Task directions
Write the records out again, keeping each line exactly as it is.

Exercise inputs
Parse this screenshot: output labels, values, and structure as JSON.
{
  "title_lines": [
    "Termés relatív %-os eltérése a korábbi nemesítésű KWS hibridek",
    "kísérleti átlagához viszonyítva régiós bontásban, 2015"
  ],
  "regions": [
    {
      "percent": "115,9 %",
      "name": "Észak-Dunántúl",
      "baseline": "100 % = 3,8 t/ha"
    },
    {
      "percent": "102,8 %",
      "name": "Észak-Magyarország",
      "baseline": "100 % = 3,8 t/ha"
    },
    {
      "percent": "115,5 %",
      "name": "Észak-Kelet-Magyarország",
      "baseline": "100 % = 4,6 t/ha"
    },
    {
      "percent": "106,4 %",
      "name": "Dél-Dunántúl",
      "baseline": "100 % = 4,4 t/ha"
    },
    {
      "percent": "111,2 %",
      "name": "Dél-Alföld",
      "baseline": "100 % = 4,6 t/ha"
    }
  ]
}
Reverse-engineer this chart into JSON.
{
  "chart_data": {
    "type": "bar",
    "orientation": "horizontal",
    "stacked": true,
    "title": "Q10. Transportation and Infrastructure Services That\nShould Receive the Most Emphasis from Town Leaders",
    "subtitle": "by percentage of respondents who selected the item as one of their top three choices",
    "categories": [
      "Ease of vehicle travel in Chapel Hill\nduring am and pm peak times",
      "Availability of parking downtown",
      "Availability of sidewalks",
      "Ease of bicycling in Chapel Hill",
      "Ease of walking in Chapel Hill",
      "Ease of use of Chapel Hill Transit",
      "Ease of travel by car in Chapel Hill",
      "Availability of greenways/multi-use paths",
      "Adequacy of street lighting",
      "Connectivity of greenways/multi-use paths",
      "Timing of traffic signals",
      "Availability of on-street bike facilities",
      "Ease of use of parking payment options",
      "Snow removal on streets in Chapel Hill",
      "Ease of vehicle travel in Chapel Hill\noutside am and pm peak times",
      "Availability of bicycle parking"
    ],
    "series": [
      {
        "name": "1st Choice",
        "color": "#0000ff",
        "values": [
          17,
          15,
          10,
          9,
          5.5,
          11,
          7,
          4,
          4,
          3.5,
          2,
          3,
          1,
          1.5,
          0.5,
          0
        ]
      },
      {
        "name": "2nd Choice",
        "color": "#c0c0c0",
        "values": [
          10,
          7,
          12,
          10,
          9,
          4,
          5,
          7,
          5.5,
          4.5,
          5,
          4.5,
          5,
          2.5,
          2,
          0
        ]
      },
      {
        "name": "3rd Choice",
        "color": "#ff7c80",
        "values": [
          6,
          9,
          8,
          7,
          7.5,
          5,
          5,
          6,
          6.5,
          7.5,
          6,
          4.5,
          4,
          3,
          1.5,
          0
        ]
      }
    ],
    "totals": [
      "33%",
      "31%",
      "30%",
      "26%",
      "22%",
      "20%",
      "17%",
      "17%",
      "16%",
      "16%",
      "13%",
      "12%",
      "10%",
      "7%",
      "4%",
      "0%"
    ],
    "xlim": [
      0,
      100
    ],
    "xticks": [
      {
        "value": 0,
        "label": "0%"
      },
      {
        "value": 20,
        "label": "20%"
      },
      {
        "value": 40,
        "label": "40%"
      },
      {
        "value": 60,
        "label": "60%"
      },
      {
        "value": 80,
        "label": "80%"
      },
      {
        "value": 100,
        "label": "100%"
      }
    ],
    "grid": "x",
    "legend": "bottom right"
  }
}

Correct output
Parse this screenshot: output labels, values, and structure as JSON.
{
  "title_lines": [
    "Termés relatív %-os eltérése a korábbi nemesítésű KWS hibridek",
    "kísérleti átlagához viszonyítva régiós bontásban, 2015"
  ],
  "regions": [
    {
      "percent": "115,9 %",
      "name": "Észak-Dunántúl",
      "baseline": "100 % = 3,8 t/ha"
    },
    {
      "percent": "102,8 %",
      "name": "Észak-Magyarország",
      "baseline": "100 % = 3,8 t/ha"
    },
    {
      "percent": "115,5 %",
      "name": "Észak-Kelet-Magyarország",
      "baseline": "100 % = 4,6 t/ha"
    },
    {
      "percent": "106,4 %",
      "name": "Dél-Dunántúl",
      "baseline": "100 % = 4,4 t/ha"
    },
    {
      "percent": "111,2 %",
      "name": "Dél-Alföld",
      "baseline": "100 % = 4,6 t/ha"
    }
  ]
}
Reverse-engineer this chart into JSON.
{
  "chart_data": {
    "type": "bar",
    "orientation": "horizontal",
    "stacked": true,
    "title": "Q10. Transportation and Infrastructure Services That\nShould Receive the Most Emphasis from Town Leaders",
    "subtitle": "by percentage of respondents who selected the item as one of their top three choices",
    "categories": [
      "Ease of vehicle travel in Chapel Hill\nduring am and pm peak times",
      "Availability of parking downtown",
      "Availability of sidewalks",
      "Ease of bicycling in Chapel Hill",
      "Ease of walking in Chapel Hill",
      "Ease of use of Chapel Hill Transit",
      "Ease of travel by car in Chapel Hill",
      "Availability of greenways/multi-use paths",
      "Adequacy of street lighting",
      "Connectivity of greenways/multi-use paths",
      "Timing of traffic signals",
      "Availability of on-street bike facilities",
      "Ease of use of parking payment options",
      "Snow removal on streets in Chapel Hill",
      "Ease of vehicle travel in Chapel Hill\noutside am and pm peak times",
      "Availability of bicycle parking"
    ],
    "series": [
      {
        "name": "1st Choice",
        "color": "#0000ff",
        "values": [
          17,
          15,
          10,
          9,
          5.5,
          11,
          7,
          4,
          4,
          3.5,
          2,
          3,
          1,
          1.5,
          0.5,
          0
        ]
      },
      {
        "name": "2nd Choice",
        "color": "#c0c0c0",
        "values": [
          10,
          7,
          12,
          10,
          9,
          4,
          5,
          7,
          5.5,
          4.5,
          5,
          4.5,
          5,
          2.5,
          2,
          0
        ]
      },
      {
        "name": "3rd Choice",
        "color": "#ff7c80",
        "values": [
          6,
          9,
          8,
          7,
          7.5,
          5,
          5,
          6,
          6.5,
          7.5,
          6,
          4.5,
          4,
          3,
          1.5,
          0
        ]
      }
    ],
    "totals": [
      "33%",
      "31%",
      "30%",
      "26%",
      "22%",
      "20%",
      "17%",
      "17%",
      "16%",
      "16%",
      "13%",
      "12%",
      "10%",
      "7%",
      "4%",
      "0%"
    ],
    "xlim": [
      0,
      100
    ],
    "xticks": [
      {
        "value": 0,
        "label": "0%"
      },
      {
        "value": 20,
        "label": "20%"
      },
      {
        "value": 40,
        "label": "40%"
      },
      {
        "value": 60,
        "label": "60%"
      },
      {
        "value": 80,
        "label": "80%"
      },
      {
        "value": 100,
        "label": "100%"
      }
    ],
    "grid": "x",
    "legend": "bottom right"
  }
}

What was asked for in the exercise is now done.